-------- Kutipan Bacaan

Kapitalisme VS Budaya Tidur Siang
Oleh:
Arsa Danialsa
(Aktivis Literasi Gorontalo dan Kader Pergerakan Mahasiswa
Islam Indonesia)
Saat
membaca judul di atas, saya meyakini bahwa mereka yang gemar membaca buku kiri
pasti tidak begitu asing dengan istilah ‘kapitalisme’. Istilah tersebut begitu
dekat dengan Marx atau Marxisme. Namun pada tulisan ini saya tidak membahas perihal
teori Marx atau Marxisme, karena akan panjang dan berat pula dampak yang
ditimbulkan jika kita salah menafsirkan perspektif yang demikian klasik bagi
kehidupan perekonomian manusia. Sebab masing-masing kepala memiliki pandangan
yang berbeda-beda perihal kapitalisme tersebut.
Dalam
rentetan sejarah yang teramat panjang, dijelaskan dalam buku Karl Marx yang
berjudul CAPITAL A Critique of Political
Economy (1992: xi) Konsep kuncinya ialah “kapitalisasi dari (sebagian)
nilai-lebih dan reproduksi yang diperluas.” Dalam artian yang sebenarnya, demi
pertumbuhan ekonomi yang lebih meluas oleh kaum kapitalis menegaskan bahwa yang
dimaksud dari nilai-lebih ataupun sebagian hasil produksi yang dirampas dari
para pekerja harus dimanfaatkan dengan seproduktif mungkin. Terlebih lagi
barang-barang konsumtif yang bersifat mewah dan hanya diperuntukkan kepada
kelas penguasa atau kelas atas beserta pengikutnya.
Seiring
perubahan zaman, dunia telah banyak melewati berbagai fase di bidang
perindustrian. Hal mana perubahan yang terjadi juga memengaruhi gelombang
perekonomian dunia termasuk Indonesia. Terkait kapitalisme yang dimaksud,
terlalu jauh jika zona pembahasan kita ialah Indonesia atau bahkan dunia. Mari
kita persempit bicara perihal Gorontalo. Dampak kapitalisme yang telah ada
sejak beberapa abad silam telah menjamur ke seluruh penjuru dunia termasuk
Gorontalo. Pada kenyataannya, masyarakat Gorontalo yang bisa dibilang masuk
dalam teori Marx yaitu ‘kelas penguasa atau kaum atas’ menjadi penganut
‘kapitalisme’ secara sadar maupun tidak, dampaknya sudah terlihat jelas di
tengah-tengah kita. Sebagai contoh, Gorontalo awalnya merupakan daerah yang
dipenuhi oleh toko-toko kecil atau warung-warung tradisional. Namun, kehadiran
minimarket waralaba seperti Alfamart atau Indomaret menyebabkan tutupnya beberapa
toko-toko kecil dan warung-warung tradisional di beberapa titik yang ada di
Gorontalo.

----------------

* **Tugas Singkat A**: Menurut tulisan tentang kapitalisme dan tidur siang, mengapa penulis tidak membahas teori Marx atau Marxisme? Jawab dalam satu sampai tiga kalimat.
* **Tugas Singkat B**: Tolong salin persis bagian tulisan yang dibuka dengan kata-kata berisi "nilai-lebih dan reproduksi" dan ditutup dengan "atas beserta pengikutnya.".
Catatan di bawah adalah bahan yang terpisah dari tulisan.

-------- Daftar Data

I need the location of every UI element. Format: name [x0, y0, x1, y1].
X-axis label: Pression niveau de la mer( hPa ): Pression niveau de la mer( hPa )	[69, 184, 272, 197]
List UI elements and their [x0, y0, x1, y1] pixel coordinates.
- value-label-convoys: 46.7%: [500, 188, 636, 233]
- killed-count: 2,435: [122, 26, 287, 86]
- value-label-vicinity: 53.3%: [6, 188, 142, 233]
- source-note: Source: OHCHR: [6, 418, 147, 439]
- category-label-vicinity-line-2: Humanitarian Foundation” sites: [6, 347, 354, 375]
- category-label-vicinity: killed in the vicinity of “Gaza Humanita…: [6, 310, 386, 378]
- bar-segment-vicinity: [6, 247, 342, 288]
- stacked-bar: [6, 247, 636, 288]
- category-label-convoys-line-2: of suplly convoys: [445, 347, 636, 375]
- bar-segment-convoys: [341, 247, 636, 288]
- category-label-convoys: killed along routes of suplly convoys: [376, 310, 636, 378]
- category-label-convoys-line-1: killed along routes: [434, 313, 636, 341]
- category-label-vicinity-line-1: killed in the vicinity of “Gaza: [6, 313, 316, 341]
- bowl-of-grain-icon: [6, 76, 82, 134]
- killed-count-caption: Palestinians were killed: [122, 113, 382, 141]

----------------

* **Hasil Latihan A**: Pembahasannya akan panjang, dan dampaknya berat jika kita salah menafsirkan perspektif yang begitu klasik bagi kehidupan perekonomian manusia itu. Selain itu, setiap kepala memiliki pandangan yang berbeda-beda tentang kapitalisme.

* **Hasil Latihan B**:
nilai-lebih dan reproduksi yang diperluas.” Dalam artian yang sebenarnya, demi
pertumbuhan ekonomi yang lebih meluas oleh kaum kapitalis menegaskan bahwa yang
dimaksud dari nilai-lebih ataupun sebagian hasil produksi yang dirampas dari
para pekerja harus dimanfaatkan dengan seproduktif mungkin. Terlebih lagi
barang-barang konsumtif yang bersifat mewah dan hanya diperuntukkan kepada
kelas penguasa atau kelas atas beserta pengikutnya.